▶ **Stated problem**
Every record should be repeated exactly, except that pictures are left out.

-- START Records supplied --

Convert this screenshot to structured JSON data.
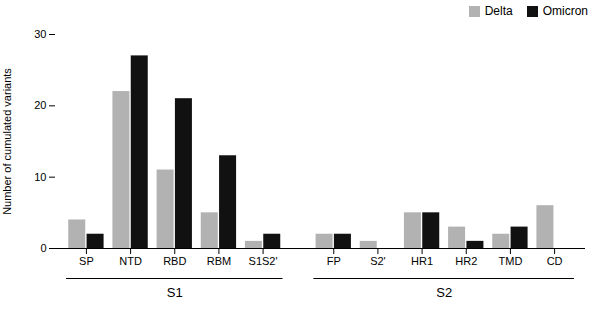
{
  "chart_data": {
    "type": "bar",
    "categories": [
      "SP",
      "NTD",
      "RBD",
      "RBM",
      "S1S2'",
      "FP",
      "S2'",
      "HR1",
      "HR2",
      "TMD",
      "CD"
    ],
    "series": [
      {
        "name": "Delta",
        "color": "#b2b2b2",
        "values": [
          4,
          22,
          11,
          5,
          1,
          2,
          1,
          5,
          3,
          2,
          6
        ]
      },
      {
        "name": "Omicron",
        "color": "#111111",
        "values": [
          2,
          27,
          21,
          13,
          2,
          2,
          0,
          5,
          1,
          3,
          0
        ]
      }
    ],
    "ylabel": "Number of cumulated variants",
    "ylim": [
      0,
      30
    ],
    "yticks": [
      0,
      10,
      20,
      30
    ],
    "legend": "upper right",
    "annotations": [
      {
        "text": "S1",
        "categories": [
          "SP",
          "NTD",
          "RBD",
          "RBM",
          "S1S2'"
        ]
      },
      {
        "text": "S2",
        "categories": [
          "FP",
          "S2'",
          "HR1",
          "HR2",
          "TMD",
          "CD"
        ]
      }
    ]
  }
}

-- END Records supplied --

▶ **Answer to the problem**
Convert this screenshot to structured JSON data.
{
  "chart_data": {
    "type": "bar",
    "categories": [
      "SP",
      "NTD",
      "RBD",
      "RBM",
      "S1S2'",
      "FP",
      "S2'",
      "HR1",
      "HR2",
      "TMD",
      "CD"
    ],
    "series": [
      {
        "name": "Delta",
        "color": "#b2b2b2",
        "values": [
          4,
          22,
          11,
          5,
          1,
          2,
          1,
          5,
          3,
          2,
          6
        ]
      },
      {
        "name": "Omicron",
        "color": "#111111",
        "values": [
          2,
          27,
          21,
          13,
          2,
          2,
          0,
          5,
          1,
          3,
          0
        ]
      }
    ],
    "ylabel": "Number of cumulated variants",
    "ylim": [
      0,
      30
    ],
    "yticks": [
      0,
      10,
      20,
      30
    ],
    "legend": "upper right",
    "annotations": [
      {
        "text": "S1",
        "categories": [
          "SP",
          "NTD",
          "RBD",
          "RBM",
          "S1S2'"
        ]
      },
      {
        "text": "S2",
        "categories": [
          "FP",
          "S2'",
          "HR1",
          "HR2",
          "TMD",
          "CD"
        ]
      }
    ]
  }
}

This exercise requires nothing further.